-- START OF Page extract --
Friday, March 19, 2010

Me and Curtis and the Tourney

When I moved to Texas, at 14, I had a thick Long Island accent and probably weighed 37 pounds (give or take a few). Making friends wasn’t going to be easy. Just surviving might not be easy. I remember one day, during basketball practice, I was jogging through a backstage corridor of the gym to get something. I passed a group of football players being spoken to by an assistant coach. He stopped me, and made it clear that I should apologize for interrupting their meeting. “Sorry,” I said. He fixed me with steely eyes. I was not a wise-guy kid to authority figures, especially muscular ones, but I think he believed I was being a wise guy. I just honestly didn’t know what he wanted. This was literally a type of human being I had never encountered in my 14 years on Earth. He kept staring at me. The football players subtly shifted their weight and wished for this scrawny blond to say the right thing so they could get back to business. “Sorry what?” the coach asked. I kept gaping for a few seconds, but my Northeastern animal brain finally put the pieces together. “Sorry, sir,” I croaked.

Abracadabra, he let me go. That coach wasn’t a bad guy. He taught my Algebra I class. I laughed to myself at the way he pronounced oil (“aaaaallll”), but he was a good guy.
-- END OF Page extract --
> [Task list]
a) According to the blog post about moving to Texas, what class did the assistant coach teach?
b) Quote the blog post about moving to Texas from "Abracadabra, he let" to "a good guy.".
c) Extend the blog post about moving to Texas, continuing on from its last sentence.
The records have no connection to the blog post about moving to Texas.
-- START OF Extracted data --
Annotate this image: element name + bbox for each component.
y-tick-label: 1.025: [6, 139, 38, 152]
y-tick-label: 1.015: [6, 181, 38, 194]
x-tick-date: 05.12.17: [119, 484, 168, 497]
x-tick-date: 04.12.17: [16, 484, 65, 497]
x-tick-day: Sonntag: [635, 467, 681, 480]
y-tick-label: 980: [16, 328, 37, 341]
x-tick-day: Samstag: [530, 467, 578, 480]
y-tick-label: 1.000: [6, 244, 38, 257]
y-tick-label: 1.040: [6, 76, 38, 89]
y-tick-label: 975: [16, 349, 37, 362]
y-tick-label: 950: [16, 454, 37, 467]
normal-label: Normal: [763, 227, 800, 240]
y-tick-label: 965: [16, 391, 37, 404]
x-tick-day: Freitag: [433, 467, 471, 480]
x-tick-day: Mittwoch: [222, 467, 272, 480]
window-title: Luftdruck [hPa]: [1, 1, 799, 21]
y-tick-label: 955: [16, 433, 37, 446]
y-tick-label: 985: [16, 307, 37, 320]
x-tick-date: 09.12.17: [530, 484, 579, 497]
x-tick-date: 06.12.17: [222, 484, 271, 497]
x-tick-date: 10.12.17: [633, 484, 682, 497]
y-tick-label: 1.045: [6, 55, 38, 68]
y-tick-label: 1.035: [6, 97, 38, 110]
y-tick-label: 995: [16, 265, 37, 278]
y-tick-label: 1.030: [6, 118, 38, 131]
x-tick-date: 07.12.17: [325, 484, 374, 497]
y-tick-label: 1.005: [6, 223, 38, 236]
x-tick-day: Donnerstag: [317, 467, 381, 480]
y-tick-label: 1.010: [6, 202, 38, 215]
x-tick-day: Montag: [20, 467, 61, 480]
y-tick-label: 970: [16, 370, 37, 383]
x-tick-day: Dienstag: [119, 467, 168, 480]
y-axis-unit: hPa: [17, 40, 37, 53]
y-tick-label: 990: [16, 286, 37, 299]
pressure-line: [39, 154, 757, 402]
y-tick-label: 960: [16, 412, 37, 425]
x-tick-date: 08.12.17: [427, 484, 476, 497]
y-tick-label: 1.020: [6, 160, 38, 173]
-- END OF Extracted data --
> [Per-task outputs]
a) Algebra I.

b)
Abracadabra, he let me go. That coach wasn’t a bad guy. He taught my Algebra I class. I laughed to myself at the way he pronounced oil (“aaaaallll”), but he was a good guy.

c)
Back at basketball practice, I also kept my eyes peeled for possible friend material. There was Jason, a thin blond kid who had moved to Texas from Illinois. Maybe too similar. There was Vic, a hulking, deep-voiced young man, 14 going on 30, whereas I was 14 going on 4. That wouldn’t work. Luckily, there was Curtis. We made each other laugh (partly by doing deep-voiced impressions of Vic) and were both college basketball fanatics. Curtis’ mind was more of a sponge for the sport (still is), but I shared his intensity for it. One of my favorite annual events was the Maui Classic, a preseason November tournament televised live that I would watch into the wee hours. I introduced Curtis to an annual preview magazine -- much more like a book in its dimensions; and a book by Tolstoy -- called Blue Ribbon, which my dad would get from a friend of his. It became a more mainstream publication over the years, but at the time there was a sense that we were getting it from a black-market dealer and had discovered a great underground resource: Full essays on all Division I hoops programs, and a long section on high school players in the back. If there was a 6-5 senior swing man from Detroit trying to decide between attending Michigan or Michigan St., Curtis and I knew about him.

I can’t speak for Curtis, but my grades could have been better.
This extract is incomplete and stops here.